What to do
Make an exact copy of all the entries, with the pictures left out.

Extracted information
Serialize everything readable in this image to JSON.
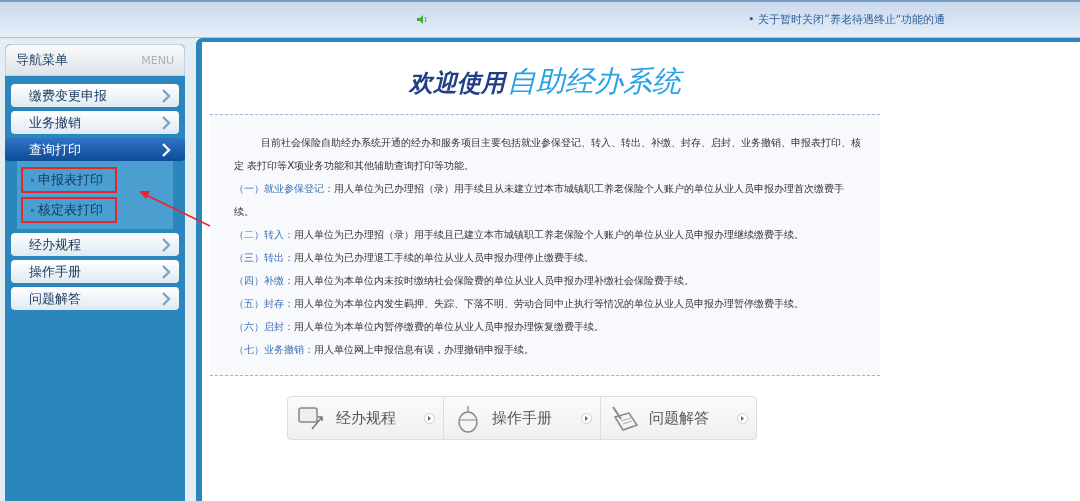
{
  "top_bar": {
    "notice": "• 关于暂时关闭“养老待遇终止”功能的通"
  },
  "sidebar": {
    "title": "导航菜单",
    "title_en": "MENU",
    "items": [
      {
        "label": "缴费变更申报",
        "selected": false
      },
      {
        "label": "业务撤销",
        "selected": false
      },
      {
        "label": "查询打印",
        "selected": true,
        "children": [
          {
            "label": "申报表打印",
            "highlighted": true
          },
          {
            "label": "核定表打印",
            "highlighted": true
          }
        ]
      },
      {
        "label": "经办规程",
        "selected": false
      },
      {
        "label": "操作手册",
        "selected": false
      },
      {
        "label": "问题解答",
        "selected": false
      }
    ]
  },
  "welcome": {
    "title_lead": "欢迎使用",
    "title_main": "自助经办系统"
  },
  "intro": "目前社会保险自助经办系统开通的经办和服务项目主要包括就业参保登记、转入、转出、补缴、封存、启封、业务撤销、申报表打印、核定 表打印等X项业务功能和其他辅助查询打印等功能。",
  "services": [
    {
      "label": "（一）就业参保登记：",
      "text": "用人单位为已办理招（录）用手续且从未建立过本市城镇职工养老保险个人账户的单位从业人员申报办理首次缴费手续。"
    },
    {
      "label": "（二）转入：",
      "text": "用人单位为已办理招（录）用手续且已建立本市城镇职工养老保险个人账户的单位从业人员申报办理继续缴费手续。"
    },
    {
      "label": "（三）转出：",
      "text": "用人单位为已办理退工手续的单位从业人员申报办理停止缴费手续。"
    },
    {
      "label": "（四）补缴：",
      "text": "用人单位为本单位内未按时缴纳社会保险费的单位从业人员申报办理补缴社会保险费手续。"
    },
    {
      "label": "（五）封存：",
      "text": "用人单位为本单位内发生羁押、失踪、下落不明、劳动合同中止执行等情况的单位从业人员申报办理暂停缴费手续。"
    },
    {
      "label": "（六）启封：",
      "text": "用人单位为本单位内暂停缴费的单位从业人员申报办理恢复缴费手续。"
    },
    {
      "label": "（七）业务撤销：",
      "text": "用人单位网上申报信息有误，办理撤销申报手续。"
    }
  ],
  "quick_links": [
    {
      "kind": "monitor",
      "label": "经办规程"
    },
    {
      "kind": "mouse",
      "label": "操作手册"
    },
    {
      "kind": "notebook",
      "label": "问题解答"
    }
  ]
}
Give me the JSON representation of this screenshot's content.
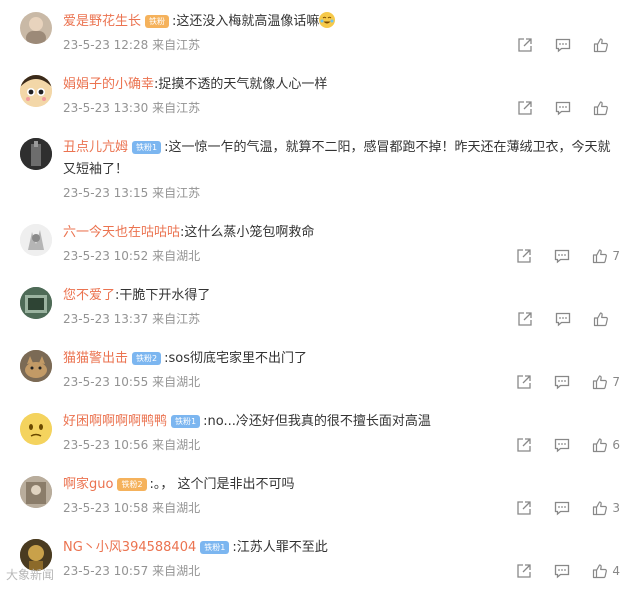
{
  "comments": [
    {
      "user": "爱是野花生长",
      "badge": "铁粉",
      "badge_color": "gold",
      "text": ":这还没入梅就高温像话嘛",
      "emoji": "laugh-cry",
      "time": "23-5-23 12:28",
      "location": "来自江苏",
      "likes": ""
    },
    {
      "user": "娟娟子的小确幸",
      "badge": "",
      "badge_color": "",
      "text": ":捉摸不透的天气就像人心一样",
      "emoji": "",
      "time": "23-5-23 13:30",
      "location": "来自江苏",
      "likes": ""
    },
    {
      "user": "丑点儿亢姆",
      "badge": "铁粉1",
      "badge_color": "blue",
      "text": ":这一惊一乍的气温，就算不二阳，感冒都跑不掉！昨天还在薄绒卫衣，今天就又短袖了！",
      "emoji": "",
      "time": "23-5-23 13:15",
      "location": "来自江苏",
      "likes": ""
    },
    {
      "user": "六一今天也在咕咕咕",
      "badge": "",
      "badge_color": "",
      "text": ":这什么蒸小笼包啊救命",
      "emoji": "",
      "time": "23-5-23 10:52",
      "location": "来自湖北",
      "likes": "7"
    },
    {
      "user": "您不爱了",
      "badge": "",
      "badge_color": "",
      "text": ":干脆下开水得了",
      "emoji": "",
      "time": "23-5-23 13:37",
      "location": "来自江苏",
      "likes": ""
    },
    {
      "user": "猫猫警出击",
      "badge": "铁粉2",
      "badge_color": "blue",
      "text": ":sos彻底宅家里不出门了",
      "emoji": "",
      "time": "23-5-23 10:55",
      "location": "来自湖北",
      "likes": "7"
    },
    {
      "user": "好困啊啊啊啊鸭鸭",
      "badge": "铁粉1",
      "badge_color": "blue",
      "text": ":no...冷还好但我真的很不擅长面对高温",
      "emoji": "",
      "time": "23-5-23 10:56",
      "location": "来自湖北",
      "likes": "6"
    },
    {
      "user": "啊家guo",
      "badge": "铁粉2",
      "badge_color": "gold",
      "text": ":。，  这个门是非出不可吗",
      "emoji": "",
      "time": "23-5-23 10:58",
      "location": "来自湖北",
      "likes": "3"
    },
    {
      "user": "NG丶小风394588404",
      "badge": "铁粉1",
      "badge_color": "blue",
      "text": ":江苏人罪不至此",
      "emoji": "",
      "time": "23-5-23 10:57",
      "location": "来自湖北",
      "likes": "4"
    }
  ],
  "watermark": "大象新闻",
  "colors": {
    "username": "#eb7350",
    "meta": "#939393",
    "icon": "#888888",
    "badge_gold": "#f5b25c",
    "badge_blue": "#7cb6f0"
  },
  "icons": {
    "share": "share-icon",
    "comment": "comment-icon",
    "like": "thumbs-up-icon"
  }
}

Finished answer
Serialize everything readable in this image to JSON.
{
  "top_bar": {
    "notice": "• 关于暂时关闭“养老待遇终止”功能的通"
  },
  "sidebar": {
    "title": "导航菜单",
    "title_en": "MENU",
    "items": [
      {
        "label": "缴费变更申报",
        "selected": false
      },
      {
        "label": "业务撤销",
        "selected": false
      },
      {
        "label": "查询打印",
        "selected": true,
        "children": [
          {
            "label": "申报表打印",
            "highlighted": true
          },
          {
            "label": "核定表打印",
            "highlighted": true
          }
        ]
      },
      {
        "label": "经办规程",
        "selected": false
      },
      {
        "label": "操作手册",
        "selected": false
      },
      {
        "label": "问题解答",
        "selected": false
      }
    ]
  },
  "welcome": {
    "title_lead": "欢迎使用",
    "title_main": "自助经办系统"
  },
  "intro": "目前社会保险自助经办系统开通的经办和服务项目主要包括就业参保登记、转入、转出、补缴、封存、启封、业务撤销、申报表打印、核定 表打印等X项业务功能和其他辅助查询打印等功能。",
  "services": [
    {
      "label": "（一）就业参保登记：",
      "text": "用人单位为已办理招（录）用手续且从未建立过本市城镇职工养老保险个人账户的单位从业人员申报办理首次缴费手续。"
    },
    {
      "label": "（二）转入：",
      "text": "用人单位为已办理招（录）用手续且已建立本市城镇职工养老保险个人账户的单位从业人员申报办理继续缴费手续。"
    },
    {
      "label": "（三）转出：",
      "text": "用人单位为已办理退工手续的单位从业人员申报办理停止缴费手续。"
    },
    {
      "label": "（四）补缴：",
      "text": "用人单位为本单位内未按时缴纳社会保险费的单位从业人员申报办理补缴社会保险费手续。"
    },
    {
      "label": "（五）封存：",
      "text": "用人单位为本单位内发生羁押、失踪、下落不明、劳动合同中止执行等情况的单位从业人员申报办理暂停缴费手续。"
    },
    {
      "label": "（六）启封：",
      "text": "用人单位为本单位内暂停缴费的单位从业人员申报办理恢复缴费手续。"
    },
    {
      "label": "（七）业务撤销：",
      "text": "用人单位网上申报信息有误，办理撤销申报手续。"
    }
  ],
  "quick_links": [
    {
      "kind": "monitor",
      "label": "经办规程"
    },
    {
      "kind": "mouse",
      "label": "操作手册"
    },
    {
      "kind": "notebook",
      "label": "问题解答"
    }
  ]
}
Give me the JSON representation of this screenshot's content.
{
  "comments": [
    {
      "user": "爱是野花生长",
      "badge": "铁粉",
      "badge_color": "gold",
      "text": ":这还没入梅就高温像话嘛",
      "emoji": "laugh-cry",
      "time": "23-5-23 12:28",
      "location": "来自江苏",
      "likes": ""
    },
    {
      "user": "娟娟子的小确幸",
      "badge": "",
      "badge_color": "",
      "text": ":捉摸不透的天气就像人心一样",
      "emoji": "",
      "time": "23-5-23 13:30",
      "location": "来自江苏",
      "likes": ""
    },
    {
      "user": "丑点儿亢姆",
      "badge": "铁粉1",
      "badge_color": "blue",
      "text": ":这一惊一乍的气温，就算不二阳，感冒都跑不掉！昨天还在薄绒卫衣，今天就又短袖了！",
      "emoji": "",
      "time": "23-5-23 13:15",
      "location": "来自江苏",
      "likes": ""
    },
    {
      "user": "六一今天也在咕咕咕",
      "badge": "",
      "badge_color": "",
      "text": ":这什么蒸小笼包啊救命",
      "emoji": "",
      "time": "23-5-23 10:52",
      "location": "来自湖北",
      "likes": "7"
    },
    {
      "user": "您不爱了",
      "badge": "",
      "badge_color": "",
      "text": ":干脆下开水得了",
      "emoji": "",
      "time": "23-5-23 13:37",
      "location": "来自江苏",
      "likes": ""
    },
    {
      "user": "猫猫警出击",
      "badge": "铁粉2",
      "badge_color": "blue",
      "text": ":sos彻底宅家里不出门了",
      "emoji": "",
      "time": "23-5-23 10:55",
      "location": "来自湖北",
      "likes": "7"
    },
    {
      "user": "好困啊啊啊啊鸭鸭",
      "badge": "铁粉1",
      "badge_color": "blue",
      "text": ":no...冷还好但我真的很不擅长面对高温",
      "emoji": "",
      "time": "23-5-23 10:56",
      "location": "来自湖北",
      "likes": "6"
    },
    {
      "user": "啊家guo",
      "badge": "铁粉2",
      "badge_color": "gold",
      "text": ":。，  这个门是非出不可吗",
      "emoji": "",
      "time": "23-5-23 10:58",
      "location": "来自湖北",
      "likes": "3"
    },
    {
      "user": "NG丶小风394588404",
      "badge": "铁粉1",
      "badge_color": "blue",
      "text": ":江苏人罪不至此",
      "emoji": "",
      "time": "23-5-23 10:57",
      "location": "来自湖北",
      "likes": "4"
    }
  ],
  "watermark": "大象新闻",
  "colors": {
    "username": "#eb7350",
    "meta": "#939393",
    "icon": "#888888",
    "badge_gold": "#f5b25c",
    "badge_blue": "#7cb6f0"
  },
  "icons": {
    "share": "share-icon",
    "comment": "comment-icon",
    "like": "thumbs-up-icon"
  }
}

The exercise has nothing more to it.